Dataset records

·····

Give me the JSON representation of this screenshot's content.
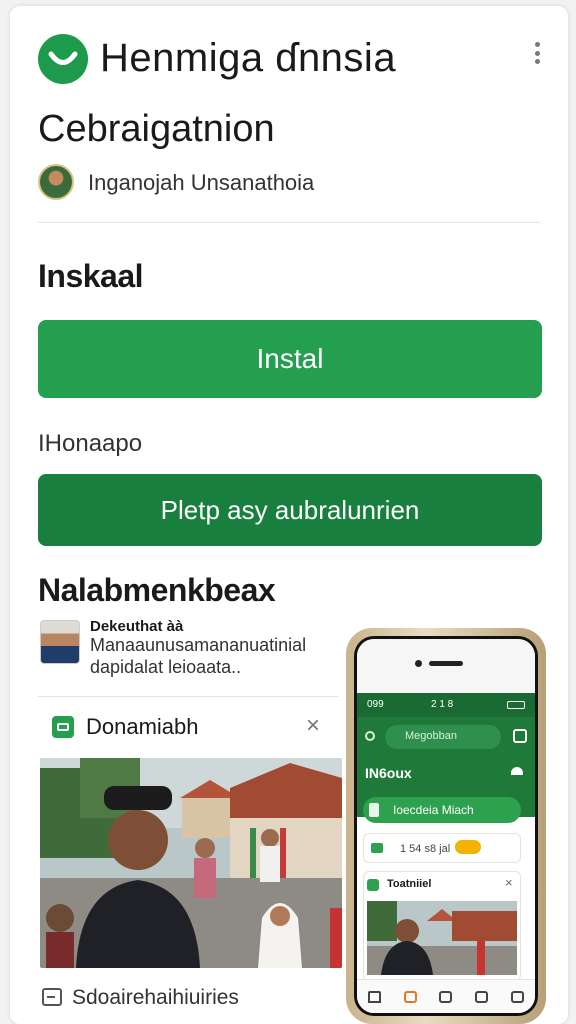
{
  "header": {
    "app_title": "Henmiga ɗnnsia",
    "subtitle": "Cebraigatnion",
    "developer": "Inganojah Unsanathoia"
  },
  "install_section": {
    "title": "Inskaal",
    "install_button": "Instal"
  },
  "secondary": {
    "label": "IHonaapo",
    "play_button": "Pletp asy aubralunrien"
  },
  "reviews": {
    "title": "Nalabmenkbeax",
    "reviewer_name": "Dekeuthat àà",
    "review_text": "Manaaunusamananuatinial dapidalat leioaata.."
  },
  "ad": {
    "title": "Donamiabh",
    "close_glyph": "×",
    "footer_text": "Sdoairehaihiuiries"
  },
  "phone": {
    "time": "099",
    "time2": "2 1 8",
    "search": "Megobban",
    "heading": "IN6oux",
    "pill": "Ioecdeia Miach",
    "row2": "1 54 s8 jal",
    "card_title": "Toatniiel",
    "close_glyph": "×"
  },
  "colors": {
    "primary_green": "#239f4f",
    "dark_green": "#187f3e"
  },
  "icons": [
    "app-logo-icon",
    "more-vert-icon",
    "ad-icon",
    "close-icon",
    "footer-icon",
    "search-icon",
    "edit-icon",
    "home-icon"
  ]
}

·····

## EXERCISE REQUIREMENTS
Make an exact reproduction of the listing above, without any pictures.

## FULL RESPONSE
Give me the JSON representation of this screenshot's content.
{
  "header": {
    "app_title": "Henmiga ɗnnsia",
    "subtitle": "Cebraigatnion",
    "developer": "Inganojah Unsanathoia"
  },
  "install_section": {
    "title": "Inskaal",
    "install_button": "Instal"
  },
  "secondary": {
    "label": "IHonaapo",
    "play_button": "Pletp asy aubralunrien"
  },
  "reviews": {
    "title": "Nalabmenkbeax",
    "reviewer_name": "Dekeuthat àà",
    "review_text": "Manaaunusamananuatinial dapidalat leioaata.."
  },
  "ad": {
    "title": "Donamiabh",
    "close_glyph": "×",
    "footer_text": "Sdoairehaihiuiries"
  },
  "phone": {
    "time": "099",
    "time2": "2 1 8",
    "search": "Megobban",
    "heading": "IN6oux",
    "pill": "Ioecdeia Miach",
    "row2": "1 54 s8 jal",
    "card_title": "Toatniiel",
    "close_glyph": "×"
  },
  "colors": {
    "primary_green": "#239f4f",
    "dark_green": "#187f3e"
  },
  "icons": [
    "app-logo-icon",
    "more-vert-icon",
    "ad-icon",
    "close-icon",
    "footer-icon",
    "search-icon",
    "edit-icon",
    "home-icon"
  ]
}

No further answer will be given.